## SET EXERCISE
Single out the lines of the material that contain "bereits" and copy them.

## THE DATA

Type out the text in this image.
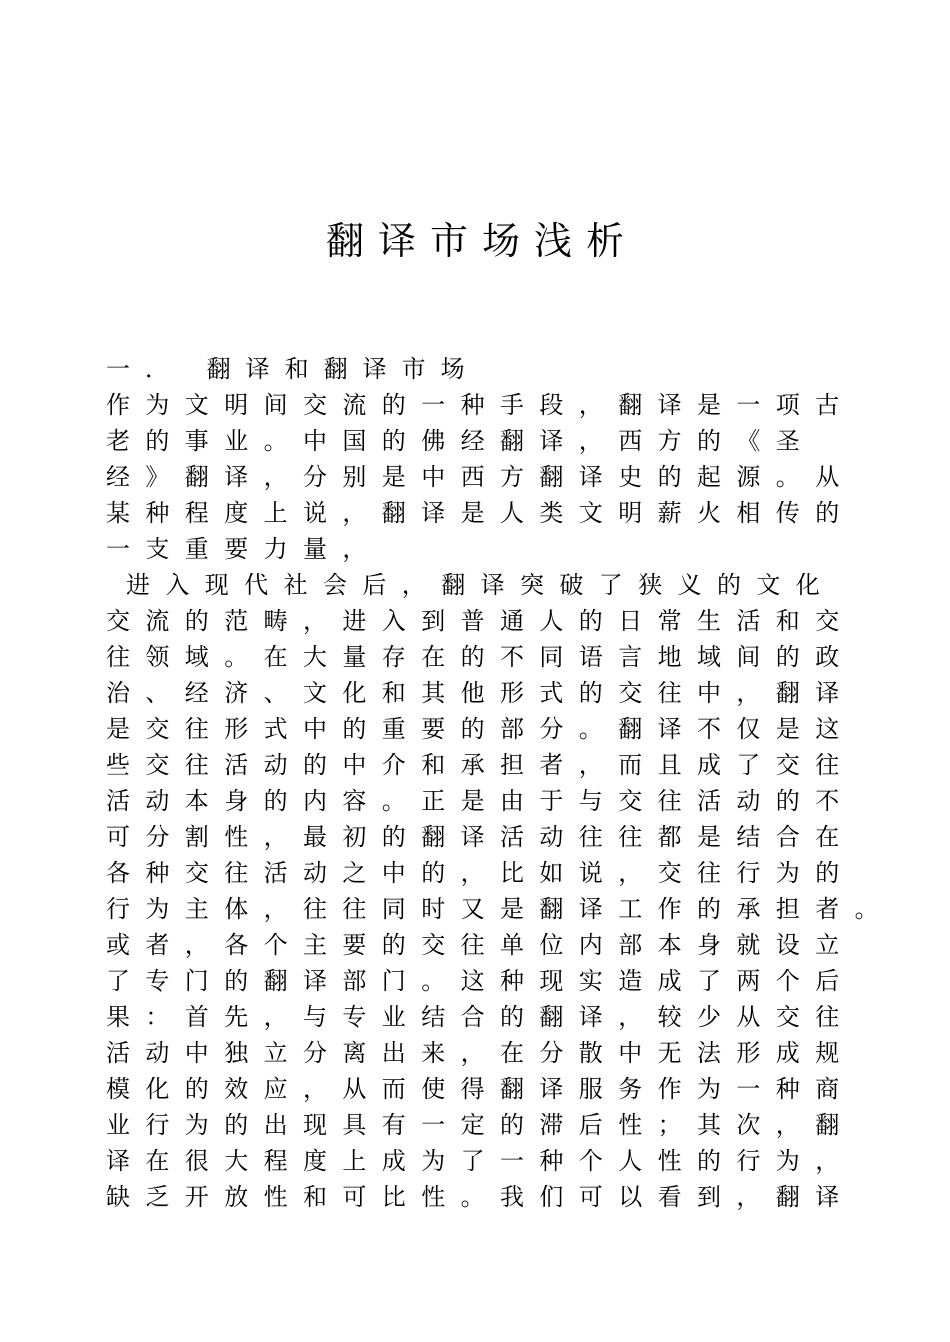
翻译市场浅析
一． 翻译和翻译市场
作为文明间交流的一种手段，翻译是一项古
老的事业。中国的佛经翻译，西方的《圣
经》翻译，分别是中西方翻译史的起源。从
某种程度上说，翻译是人类文明薪火相传的
一支重要力量，
进入现代社会后，翻译突破了狭义的文化
交流的范畴，进入到普通人的日常生活和交
往领域。在大量存在的不同语言地域间的政
治、经济、文化和其他形式的交往中，翻译
是交往形式中的重要的部分。翻译不仅是这
些交往活动的中介和承担者，而且成了交往
活动本身的内容。正是由于与交往活动的不
可分割性，最初的翻译活动往往都是结合在
各种交往活动之中的，比如说，交往行为的
行为主体，往往同时又是翻译工作的承担者。
或者，各个主要的交往单位内部本身就设立
了专门的翻译部门。这种现实造成了两个后
果：首先，与专业结合的翻译，较少从交往
活动中独立分离出来，在分散中无法形成规
模化的效应，从而使得翻译服务作为一种商
业行为的出现具有一定的滞后性；其次，翻
译在很大程度上成为了一种个人性的行为，
缺乏开放性和可比性。我们可以看到，翻译
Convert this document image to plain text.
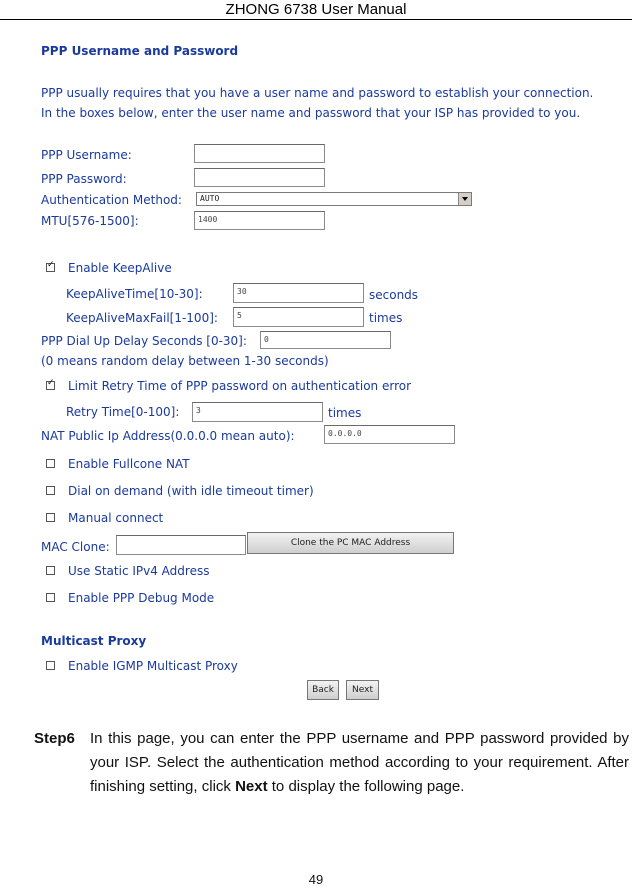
ZHONG 6738 User Manual
PPP Username and Password
PPP usually requires that you have a user name and password to establish your connection.
In the boxes below, enter the user name and password that your ISP has provided to you.
PPP Username:
PPP Password:
Authentication Method:	AUTO
MTU[576-1500]:	1400
✓
Enable KeepAlive
KeepAliveTime[10-30]:	30	seconds
KeepAliveMaxFail[1-100]:	5	times
PPP Dial Up Delay Seconds [0-30]:	0
(0 means random delay between 1-30 seconds)
✓
Limit Retry Time of PPP password on authentication error
Retry Time[0-100]:	3	times
NAT Public Ip Address(0.0.0.0 mean auto):	0.0.0.0
Enable Fullcone NAT
Dial on demand (with idle timeout timer)
Manual connect
MAC Clone:	Clone the PC MAC Address
Use Static IPv4 Address
Enable PPP Debug Mode
Multicast Proxy
Enable IGMP Multicast Proxy
Back	Next
Step6 In this page, you can enter the PPP username and PPP password provided by your ISP. Select the authentication method according to your requirement. After finishing setting, click Next to display the following page.
49
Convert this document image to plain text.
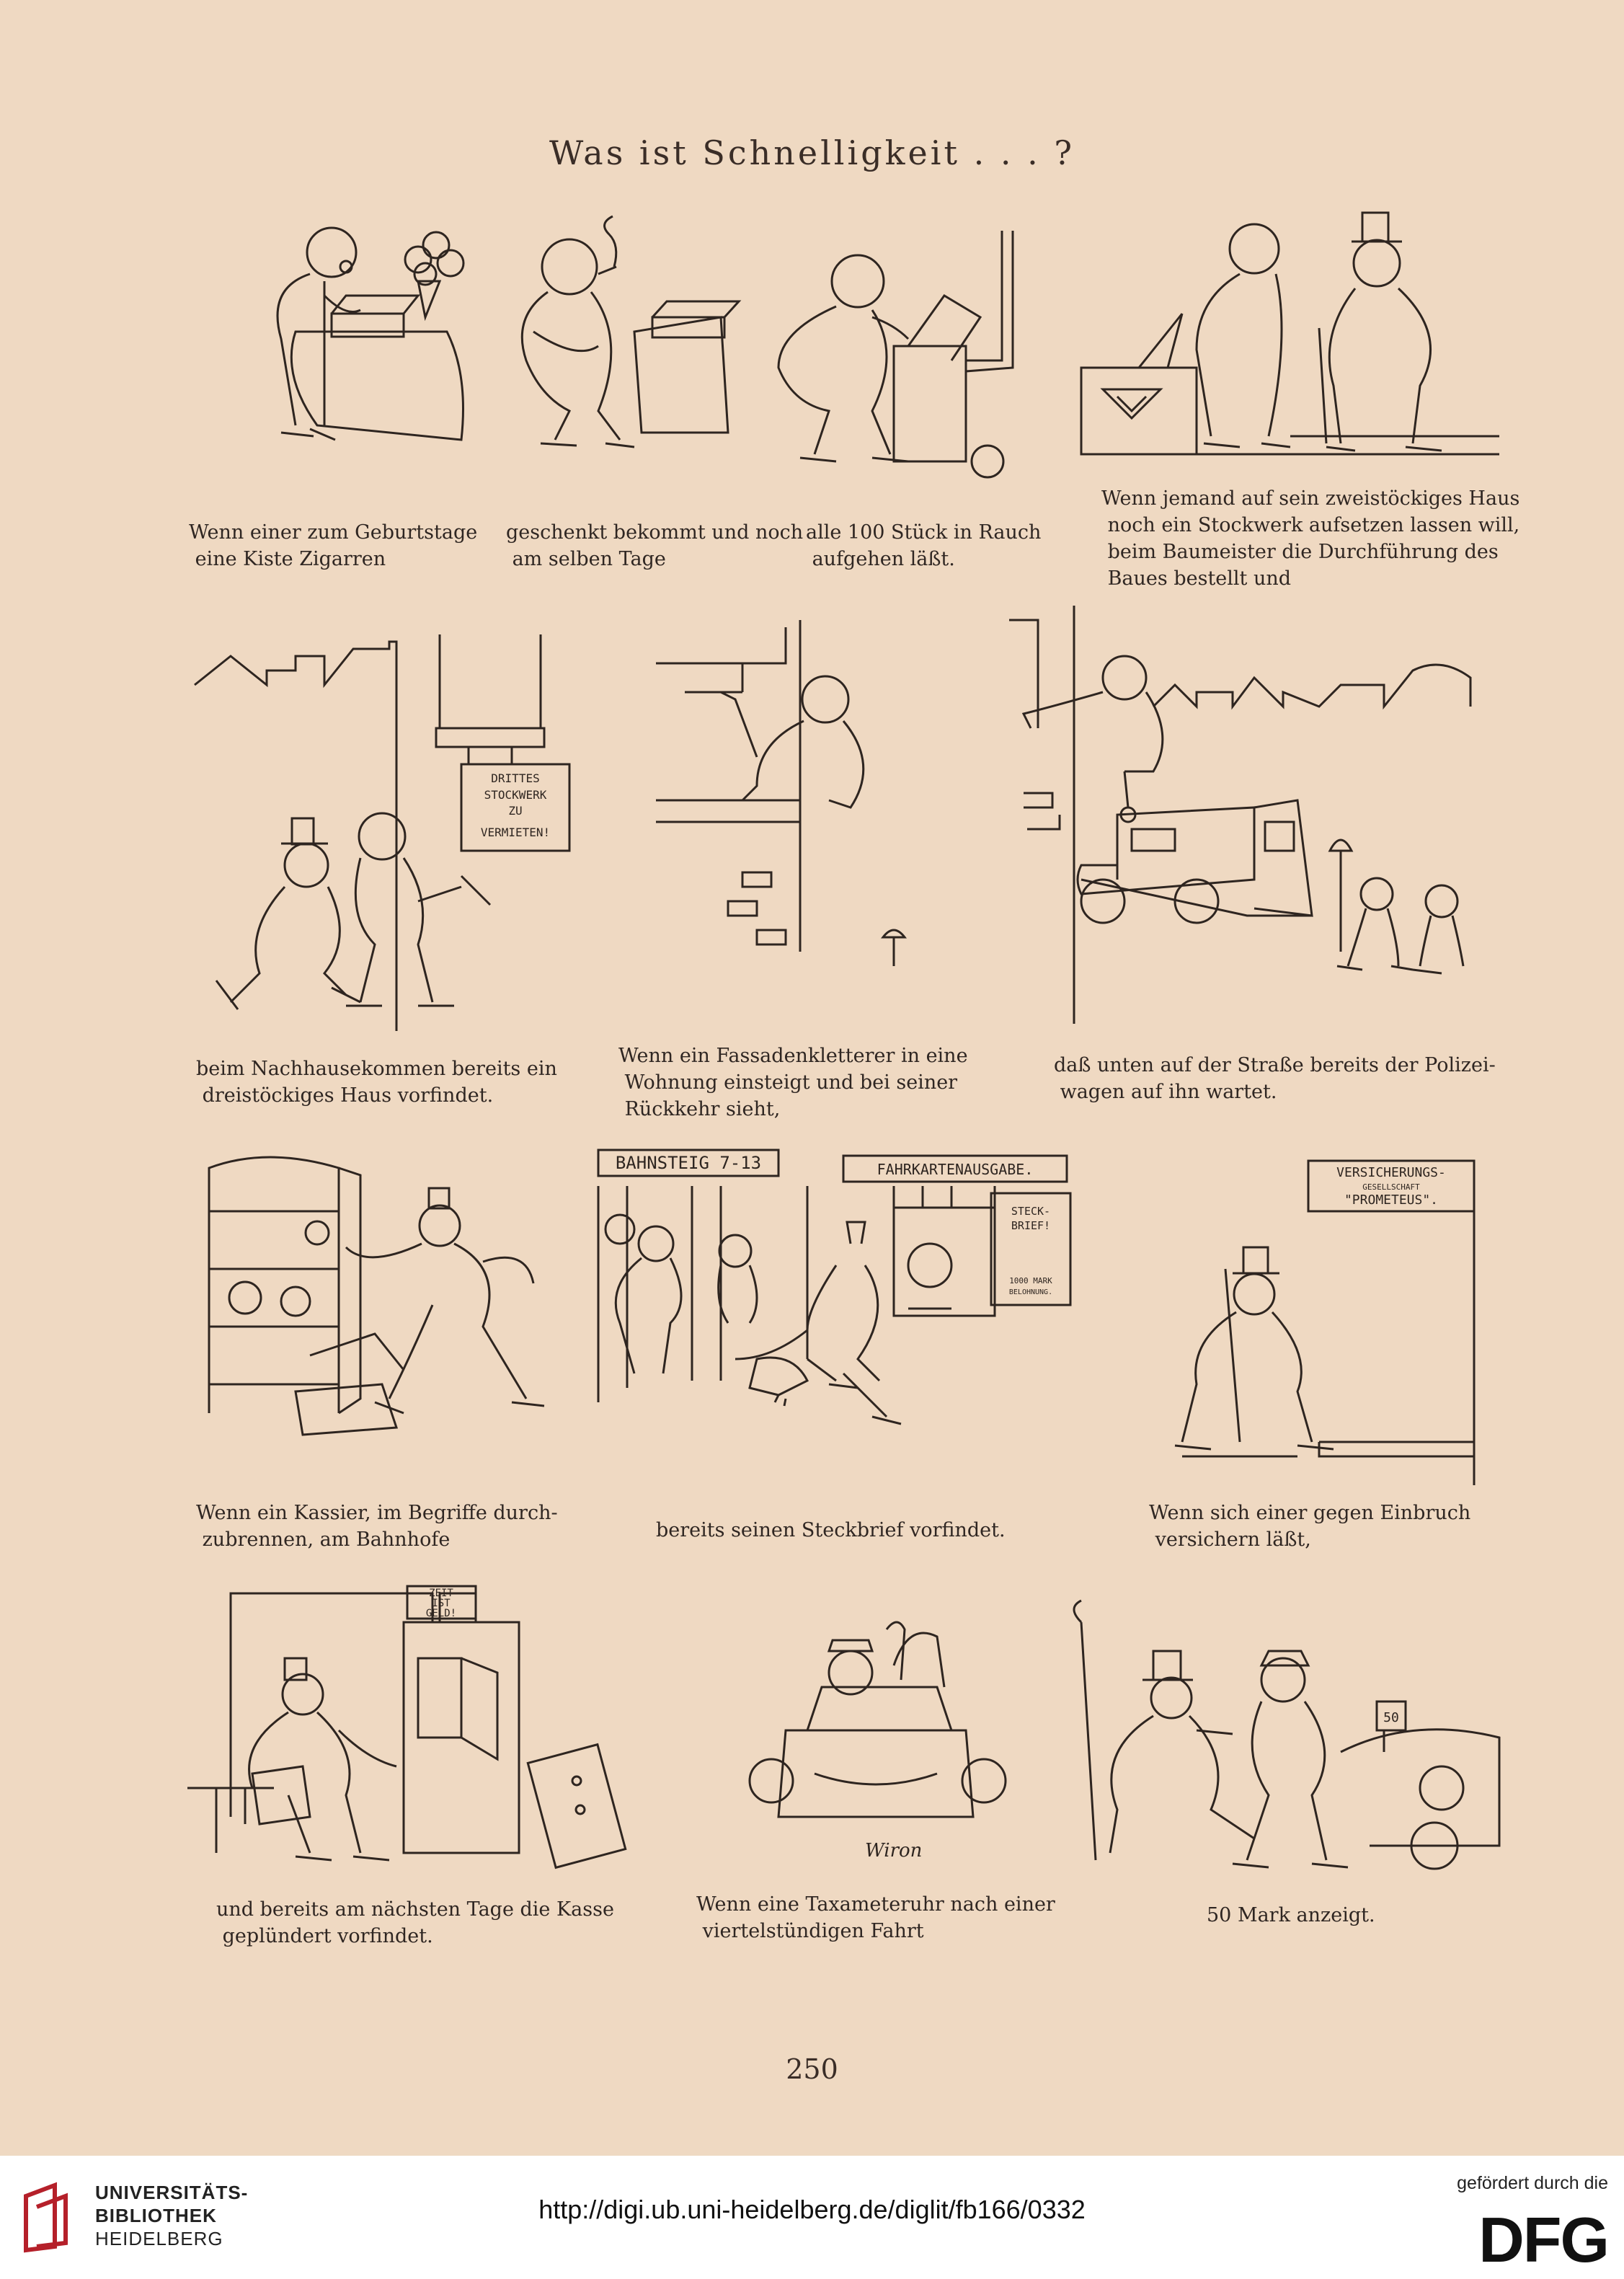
Was ist Schnelligkeit . . . ?
Wenn einer zum Geburtstage
eine Kiste Zigarren
geschenkt bekommt und noch
am selben Tage
alle 100 Stück in Rauch
aufgehen läßt.
Wenn jemand auf sein zweistöckiges Haus
noch ein Stockwerk aufsetzen lassen will,
beim Baumeister die Durchführung des
Baues bestellt und
DRITTES
STOCKWERK
ZU
VERMIETEN!
beim Nachhausekommen bereits ein
dreistöckiges Haus vorfindet.
Wenn ein Fassadenkletterer in eine
Wohnung einsteigt und bei seiner
Rückkehr sieht,
daß unten auf der Straße bereits der Polizei-
wagen auf ihn wartet.
BAHNSTEIG 7-13	FAHRKARTENAUSGABE.
STECK-
BRIEF!
1000 MARK
BELOHNUNG.
VERSICHERUNGS-
GESELLSCHAFT
"PROMETEUS".
Wenn ein Kassier, im Begriffe durch-
zubrennen, am Bahnhofe	bereits seinen Steckbrief vorfindet.
Wenn sich einer gegen Einbruch
versichern läßt,
ZEIT
IST
GELD!
Wiron
50
und bereits am nächsten Tage die Kasse
geplündert vorfindet.
Wenn eine Taxameteruhr nach einer
viertelstündigen Fahrt
50 Mark anzeigt.
250
UNIVERSITÄTS-
BIBLIOTHEK
HEIDELBERG
http://digi.ub.uni-heidelberg.de/diglit/fb166/0332
gefördert durch die
DFG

## OUTPUT OF THE EXERCISE
beim Nachhausekommen bereits ein
daß unten auf der Straße bereits der Polizei-
zubrennen, am Bahnhofe	bereits seinen Steckbrief vorfindet.
und bereits am nächsten Tage die Kasse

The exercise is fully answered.